▶ _Exercise goal_
Copy the material that follows word for word and omit its pictures.

[Entries from a dataset]
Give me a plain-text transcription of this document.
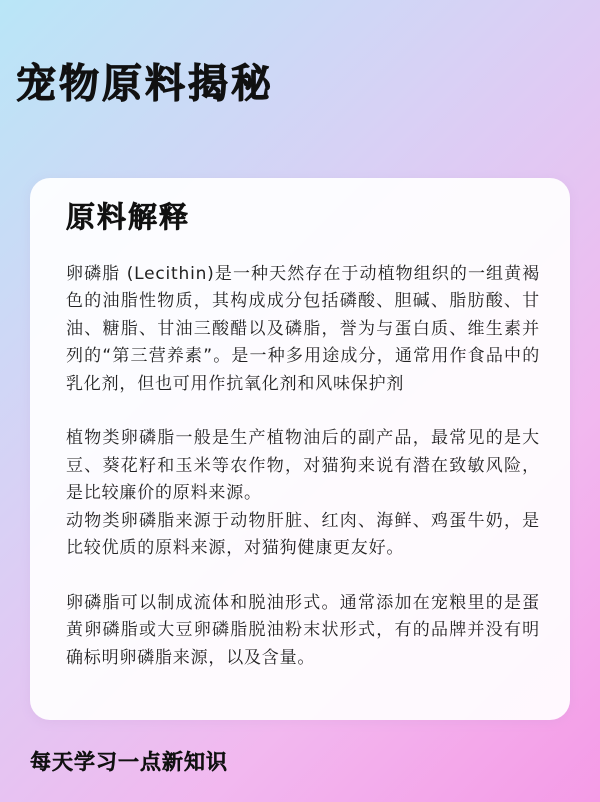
宠物原料揭秘
原料解释

卵磷脂 (Lecithin)是一种天然存在于动植物组织的一组黄褐色的油脂性物质，其构成成分包括磷酸、胆碱、脂肪酸、甘油、糖脂、甘油三酸醋以及磷脂，誉为与蛋白质、维生素并列的“第三营养素”。是一种多用途成分，通常用作食品中的乳化剂，但也可用作抗氧化剂和风味保护剂

植物类卵磷脂一般是生产植物油后的副产品，最常见的是大豆、葵花籽和玉米等农作物，对猫狗来说有潜在致敏风险，是比较廉价的原料来源。

动物类卵磷脂来源于动物肝脏、红肉、海鲜、鸡蛋牛奶，是比较优质的原料来源，对猫狗健康更友好。

卵磷脂可以制成流体和脱油形式。通常添加在宠粮里的是蛋黄卵磷脂或大豆卵磷脂脱油粉末状形式，有的品牌并没有明确标明卵磷脂来源，以及含量。

每天学习一点新知识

▶ _Answer for the task_
Give me a plain-text transcription of this document.
宠物原料揭秘
原料解释

卵磷脂 (Lecithin)是一种天然存在于动植物组织的一组黄褐色的油脂性物质，其构成成分包括磷酸、胆碱、脂肪酸、甘油、糖脂、甘油三酸醋以及磷脂，誉为与蛋白质、维生素并列的“第三营养素”。是一种多用途成分，通常用作食品中的乳化剂，但也可用作抗氧化剂和风味保护剂

植物类卵磷脂一般是生产植物油后的副产品，最常见的是大豆、葵花籽和玉米等农作物，对猫狗来说有潜在致敏风险，是比较廉价的原料来源。

动物类卵磷脂来源于动物肝脏、红肉、海鲜、鸡蛋牛奶，是比较优质的原料来源，对猫狗健康更友好。

卵磷脂可以制成流体和脱油形式。通常添加在宠粮里的是蛋黄卵磷脂或大豆卵磷脂脱油粉末状形式，有的品牌并没有明确标明卵磷脂来源，以及含量。

每天学习一点新知识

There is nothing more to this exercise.